**Prompt**
Copy each of the entries below faithfully, setting aside any pictures.

**Dataset records**

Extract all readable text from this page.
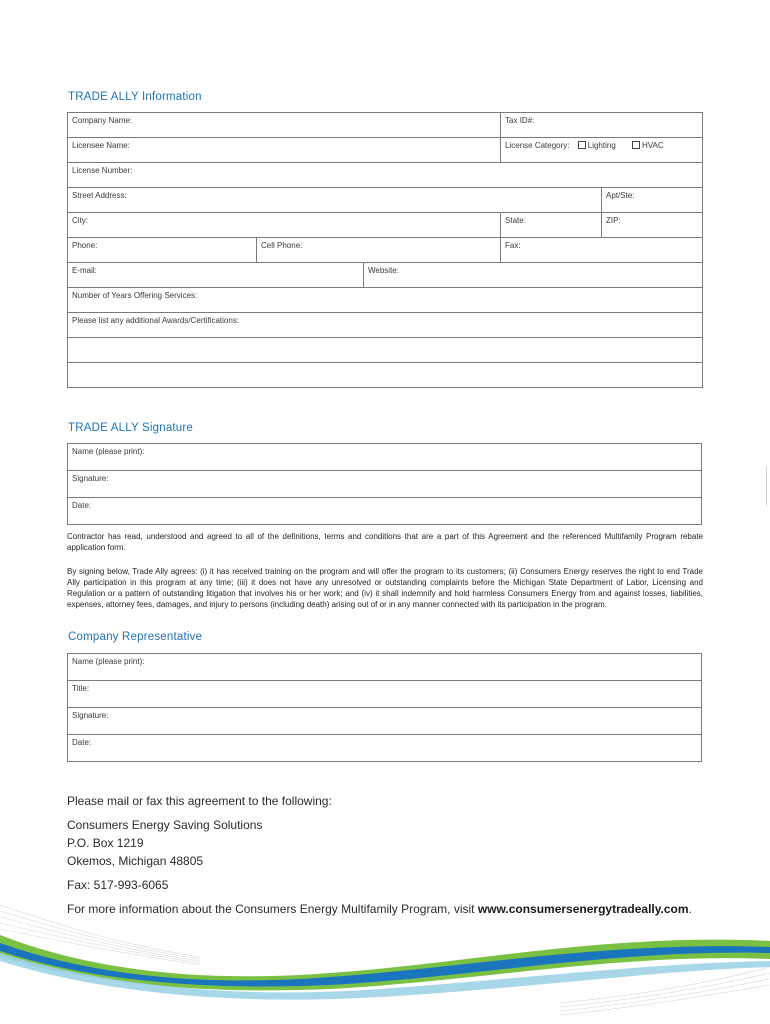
TRADE ALLY Information
Company Name:			Tax ID#:	
Licensee Name:			License Category: Lighting HVAC	
License Number:				
Street Address:				Apt/Ste:
City:			State:	ZIP:
Phone:	Cell Phone:		Fax:	
E-mail:		Website:		
Number of Years Offering Services:				
Please list any additional Awards/Certifications:				

TRADE ALLY Signature
Name (please print):
Signature:
Date:
Contractor has read, understood and agreed to all of the definitions, terms and conditions that are a part of this Agreement and the referenced Multifamily Program rebate application form.
By signing below, Trade Ally agrees: (i) it has received training on the program and will offer the program to its customers; (ii) Consumers Energy reserves the right to end Trade Ally participation in this program at any time; (iii) it does not have any unresolved or outstanding complaints before the Michigan State Department of Labor, Licensing and Regulation or a pattern of outstanding litigation that involves his or her work; and (iv) it shall indemnify and hold harmless Consumers Energy from and against losses, liabilities, expenses, attorney fees, damages, and injury to persons (including death) arising out of or in any manner connected with its participation in the program.
Company Representative
Name (please print):
Title:
Signature:
Date:
Please mail or fax this agreement to the following:
Consumers Energy Saving Solutions
P.O. Box 1219
Okemos, Michigan 48805
Fax: 517-993-6065
For more information about the Consumers Energy Multifamily Program, visit www.consumersenergytradeally.com.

**Response**
Extract all readable text from this page.
TRADE ALLY Information
Company Name:			Tax ID#:	
Licensee Name:			License Category: Lighting HVAC	
License Number:				
Street Address:				Apt/Ste:
City:			State:	ZIP:
Phone:	Cell Phone:		Fax:	
E-mail:		Website:		
Number of Years Offering Services:				
Please list any additional Awards/Certifications:				

TRADE ALLY Signature
Name (please print):
Signature:
Date:
Contractor has read, understood and agreed to all of the definitions, terms and conditions that are a part of this Agreement and the referenced Multifamily Program rebate application form.
By signing below, Trade Ally agrees: (i) it has received training on the program and will offer the program to its customers; (ii) Consumers Energy reserves the right to end Trade Ally participation in this program at any time; (iii) it does not have any unresolved or outstanding complaints before the Michigan State Department of Labor, Licensing and Regulation or a pattern of outstanding litigation that involves his or her work; and (iv) it shall indemnify and hold harmless Consumers Energy from and against losses, liabilities, expenses, attorney fees, damages, and injury to persons (including death) arising out of or in any manner connected with its participation in the program.
Company Representative
Name (please print):
Title:
Signature:
Date:
Please mail or fax this agreement to the following:
Consumers Energy Saving Solutions
P.O. Box 1219
Okemos, Michigan 48805
Fax: 517-993-6065
For more information about the Consumers Energy Multifamily Program, visit www.consumersenergytradeally.com.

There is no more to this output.